Although the injury was visibly pronounced, Di. V. did not sustain a significant injury

from the incident; nevertheless, Ms. Pfeiler later went to the police and filed the

underlying complaint.

{¶6} After the state rested, appellant called Ms. Vanderpool as his first witness.

Ms. Vanderpool testified that, on Sunday afternoon, she observed Di. V.’s younger

brother crying and holding his head that Sunday afternoon. Because the boys were

rough-housing, she inferred they may have bumped heads. As a result, she sat with

and consoled the younger child. Ms. Vanderpool testified, however, she witnessed no

altercation between appellant and Di. V.

{¶7} Alexandria Sweda, Ms. Vanderpool’s daughter, testified she was in a

bathroom, located near Di. V.’s room, combing her hair when the incident took place.

She stated she did not witness any physical contact between appellant and Di. V. She

further testified she did not hear appellant yelling, swearing, or stomping around.

{¶8} Finally, appellant testified on his own behalf. He stated he was working on

a boat outside when he entered the home to retrieve Di. V. Appellant testified both Di.

V. and Da. V. came outside with him. He underscored that at no point did he have a

physical altercation with Di. V. Appellant admitted he had been previously charged with

3 felonious assault and domestic violence, but not convicted. He also admitted he had

pleaded guilty to assaulting Ms. Pfeiler four years earlier.

{¶9} After the trial, appellant was found guilty of domestic violence, a

misdemeanor of the first degree. Appellant was sentenced to 20 days in jail, given a fine

of $1,000, and placed on probation for one year. The trial court stayed the sentence

pending appeal. Appellant assigns two errors for our review. His first assignment of

error provides:

{¶10} “The appellant’s conviction was against the manifest weight and

sufficiency of the evidence.”

RECORDS TO USE
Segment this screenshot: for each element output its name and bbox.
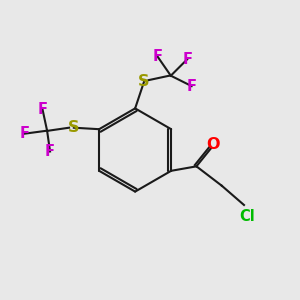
Text: S: S — [138, 74, 150, 89]
Text: F: F — [182, 52, 192, 67]
Text: F: F — [20, 126, 30, 141]
Text: F: F — [152, 49, 162, 64]
Text: F: F — [38, 102, 48, 117]
Text: F: F — [45, 144, 55, 159]
Text: S: S — [68, 120, 80, 135]
Text: O: O — [206, 137, 220, 152]
Text: Cl: Cl — [239, 209, 255, 224]
Text: F: F — [187, 79, 196, 94]
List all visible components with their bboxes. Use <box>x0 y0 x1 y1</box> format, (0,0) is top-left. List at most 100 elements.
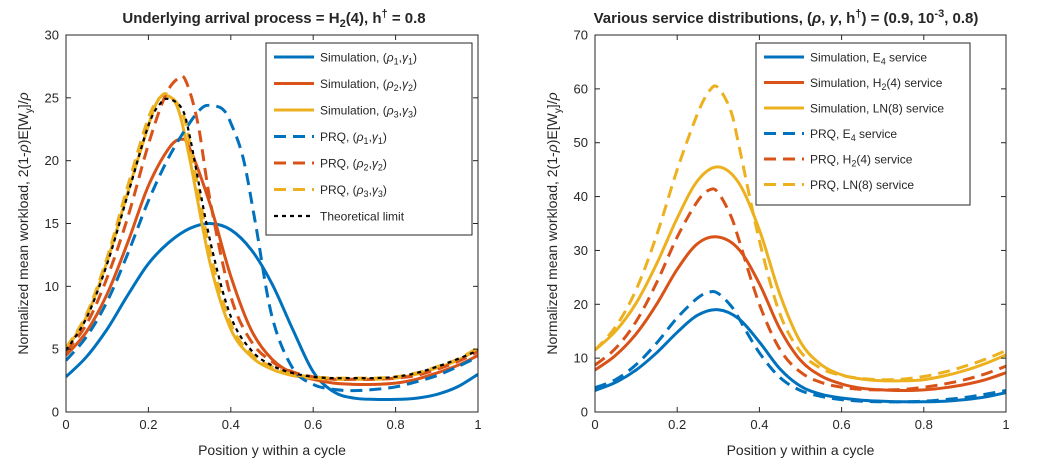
text-part: 3 <box>394 110 399 120</box>
legend-entry-3: Simulation, (ρ3,γ3) <box>320 104 417 120</box>
text-part: , <box>369 157 372 171</box>
y-tick-label: 25 <box>45 90 59 105</box>
text-part: 3 <box>364 189 369 199</box>
text-part: PRQ, ( <box>320 157 357 171</box>
text-part: ρ <box>356 130 364 144</box>
text-part: γ <box>829 10 839 27</box>
x-tick-label: 1 <box>474 417 481 432</box>
y-tick-label: 20 <box>45 153 59 168</box>
legend-entry-5: PRQ, H2(4) service <box>810 153 913 169</box>
series-group <box>595 84 1006 404</box>
legend-entry-2: Simulation, H2(4) service <box>810 76 943 92</box>
text-part: γ <box>372 130 379 144</box>
text-part: ρ <box>15 144 31 153</box>
text-part: 1 <box>378 136 383 146</box>
x-tick-label: 0.6 <box>304 417 322 432</box>
x-tick-label: 0.2 <box>139 417 157 432</box>
legend-entry-3: Simulation, LN(8) service <box>810 102 944 116</box>
text-part: , h <box>838 10 856 27</box>
x-tick-label: 0.2 <box>668 417 686 432</box>
text-part: ) <box>383 183 387 197</box>
series-line-5 <box>66 74 478 381</box>
text-part: 2 <box>394 83 399 93</box>
y-tick-label: 40 <box>574 189 588 204</box>
text-part: PRQ, E <box>810 127 851 141</box>
text-part: ρ <box>356 157 364 171</box>
text-part: ) <box>413 77 417 91</box>
x-tick-label: 0.8 <box>387 417 405 432</box>
text-part: γ <box>402 104 409 118</box>
text-part: Normalized mean workload, 2(1- <box>15 152 31 355</box>
series-line-6 <box>66 92 478 380</box>
y-tick-label: 10 <box>45 279 59 294</box>
text-part: ) <box>383 157 387 171</box>
legend: Simulation, (ρ1,γ1)Simulation, (ρ2,γ2)Si… <box>265 42 473 236</box>
y-tick-label: 30 <box>45 28 59 43</box>
y-tick-label: 30 <box>574 243 588 258</box>
text-part: 3 <box>378 189 383 199</box>
text-part: 2 <box>881 82 886 92</box>
series-group <box>66 74 478 402</box>
x-tick-label: 0.4 <box>750 417 768 432</box>
legend-entry-5: PRQ, (ρ2,γ2) <box>320 157 387 173</box>
text-part: service <box>886 51 928 65</box>
y-tick-label: 20 <box>574 297 588 312</box>
series-line-2 <box>66 137 478 387</box>
text-part: 2 <box>851 159 856 169</box>
y-tick-label: 0 <box>581 405 588 420</box>
x-axis-label: Position y within a cycle <box>198 442 346 458</box>
text-part: Simulation, H <box>810 76 881 90</box>
text-part: γ <box>402 77 409 91</box>
text-part: (4) service <box>856 153 912 167</box>
text-part: ρ <box>544 92 560 101</box>
text-part: 1 <box>408 57 413 67</box>
legend-entry-7: Theoretical limit <box>320 210 405 224</box>
text-part: )E[W <box>544 112 560 144</box>
text-part: Simulation, ( <box>320 77 387 91</box>
series-line-2 <box>595 235 1006 392</box>
text-part: -3 <box>934 8 944 20</box>
text-part: 2 <box>408 83 413 93</box>
text-part: ρ <box>15 92 31 101</box>
x-tick-label: 1 <box>1002 417 1009 432</box>
text-part: , <box>399 51 402 65</box>
y-tick-label: 70 <box>574 28 588 43</box>
text-part: 4 <box>881 57 886 67</box>
chart-title: Underlying arrival process = H2(4), h† =… <box>122 8 425 30</box>
text-part: y <box>24 108 35 113</box>
legend-entry-1: Simulation, E4 service <box>810 51 927 67</box>
text-part: ]/ <box>15 100 31 108</box>
text-part: , <box>369 130 372 144</box>
text-part: ρ <box>356 183 364 197</box>
text-part: Simulation, LN(8) service <box>810 102 944 116</box>
y-tick-label: 15 <box>45 216 59 231</box>
text-part: 4 <box>851 133 856 143</box>
legend-box <box>755 42 971 206</box>
x-tick-label: 0.4 <box>222 417 240 432</box>
text-part: ) <box>413 104 417 118</box>
series-line-4 <box>66 103 478 393</box>
x-tick-label: 0.6 <box>833 417 851 432</box>
text-part: Simulation, ( <box>320 51 387 65</box>
axes-box <box>594 34 1007 413</box>
text-part: γ <box>372 157 379 171</box>
text-part: PRQ, ( <box>320 183 357 197</box>
x-tick-label: 0 <box>591 417 598 432</box>
legend-box <box>265 42 473 236</box>
y-tick-label: 0 <box>52 405 59 420</box>
series-line-1 <box>66 221 478 402</box>
text-part: , <box>399 77 402 91</box>
text-part: 2 <box>378 163 383 173</box>
text-part: γ <box>402 51 409 65</box>
text-part: ) <box>413 51 417 65</box>
series-line-3 <box>595 165 1006 383</box>
text-part: ρ <box>544 144 560 153</box>
text-part: Various service distributions, ( <box>594 10 812 27</box>
text-part: (4), h <box>346 10 382 27</box>
y-tick-label: 5 <box>52 342 59 357</box>
text-part: Theoretical limit <box>320 210 405 224</box>
text-part: 1 <box>364 136 369 146</box>
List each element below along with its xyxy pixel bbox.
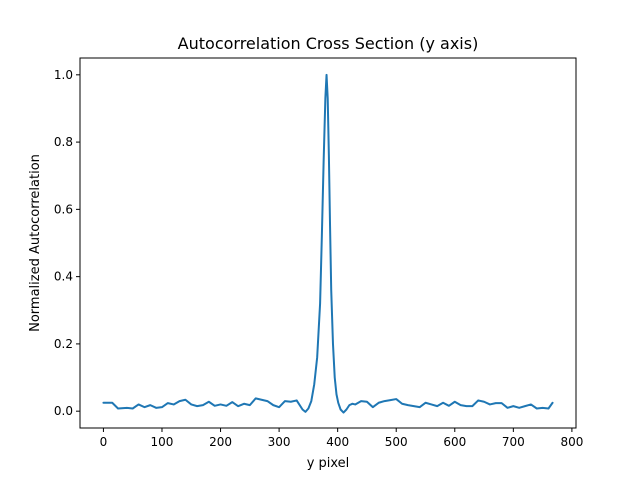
x-tick-label: 300 <box>268 435 291 449</box>
series-layer <box>102 73 554 414</box>
y-tick-label: 0.2 <box>54 337 73 351</box>
x-tick-label: 200 <box>209 435 232 449</box>
x-tick-label: 100 <box>151 435 174 449</box>
x-tick-label: 500 <box>385 435 408 449</box>
y-tick-label: 0.6 <box>54 202 73 216</box>
x-axis-label: y pixel <box>307 456 350 471</box>
x-tick-label: 700 <box>502 435 525 449</box>
y-tick-label: 1.0 <box>54 68 73 82</box>
y-tick-label: 0.8 <box>54 135 73 149</box>
y-axis-label: Normalized Autocorrelation <box>28 154 43 332</box>
plot-frame <box>79 57 577 429</box>
y-axis: 0.0 0.2 0.4 0.6 0.8 1.0 <box>54 68 80 418</box>
y-tick-label: 0.0 <box>54 404 73 418</box>
x-tick-label: 400 <box>326 435 349 449</box>
x-tick-label: 600 <box>443 435 466 449</box>
series-line <box>102 73 554 414</box>
plot-area <box>79 57 577 429</box>
x-tick-label: 800 <box>560 435 583 449</box>
x-axis: 0 100 200 300 400 500 600 700 800 <box>100 428 583 449</box>
x-tick-label: 0 <box>100 435 108 449</box>
y-tick-label: 0.4 <box>54 270 73 284</box>
chart-title: Autocorrelation Cross Section (y axis) <box>178 34 479 53</box>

GIVEN INSTRUCTION 1
Reproduce the court opinion excerpt word for word, from start to finish.
GIVEN INSTRUCTION 2
Output the lines of the rows from the line with "x-tick-label: 300 <box>268 435 291 449</box>" up to and including the line with "plot-frame <box>79 57 577 429</box>" as a JSON list of strings, one string per line, with blank lines omitted.

WRITTEN ANSWER 1
Although the injury was visibly pronounced, Di. V. did not sustain a significant injury

from the incident; nevertheless, Ms. Pfeiler later went to the police and filed the

underlying complaint.

{¶6} After the state rested, appellant called Ms. Vanderpool as his first witness.

Ms. Vanderpool testified that, on Sunday afternoon, she observed Di. V.’s younger

brother crying and holding his head that Sunday afternoon. Because the boys were

rough-housing, she inferred they may have bumped heads. As a result, she sat with

and consoled the younger child. Ms. Vanderpool testified, however, she witnessed no

altercation between appellant and Di. V.

{¶7} Alexandria Sweda, Ms. Vanderpool’s daughter, testified she was in a

bathroom, located near Di. V.’s room, combing her hair when the incident took place.

She stated she did not witness any physical contact between appellant and Di. V. She

further testified she did not hear appellant yelling, swearing, or stomping around.

{¶8} Finally, appellant testified on his own behalf. He stated he was working on

a boat outside when he entered the home to retrieve Di. V. Appellant testified both Di.

V. and Da. V. came outside with him. He underscored that at no point did he have a

physical altercation with Di. V. Appellant admitted he had been previously charged with

3 felonious assault and domestic violence, but not convicted. He also admitted he had

pleaded guilty to assaulting Ms. Pfeiler four years earlier.

{¶9} After the trial, appellant was found guilty of domestic violence, a

misdemeanor of the first degree. Appellant was sentenced to 20 days in jail, given a fine

of $1,000, and placed on probation for one year. The trial court stayed the sentence

pending appeal. Appellant assigns two errors for our review. His first assignment of

error provides:

{¶10} “The appellant’s conviction was against the manifest weight and

sufficiency of the evidence.”

WRITTEN ANSWER 2
[
  "x-tick-label: 300 <box>268 435 291 449</box>",
  "series-layer <box>102 73 554 414</box>",
  "y-tick-label: 0.2 <box>54 337 73 351</box>",
  "x-tick-label: 200 <box>209 435 232 449</box>",
  "x-tick-label: 100 <box>151 435 174 449</box>",
  "x-tick-label: 500 <box>385 435 408 449</box>",
  "y-tick-label: 0.6 <box>54 202 73 216</box>",
  "x-axis-label: y pixel <box>307 456 350 471</box>",
  "x-tick-label: 700 <box>502 435 525 449</box>",
  "y-tick-label: 1.0 <box>54 68 73 82</box>",
  "y-tick-label: 0.8 <box>54 135 73 149</box>",
  "y-axis-label: Normalized Autocorrelation <box>28 154 43 332</box>",
  "plot-frame <box>79 57 577 429</box>"
]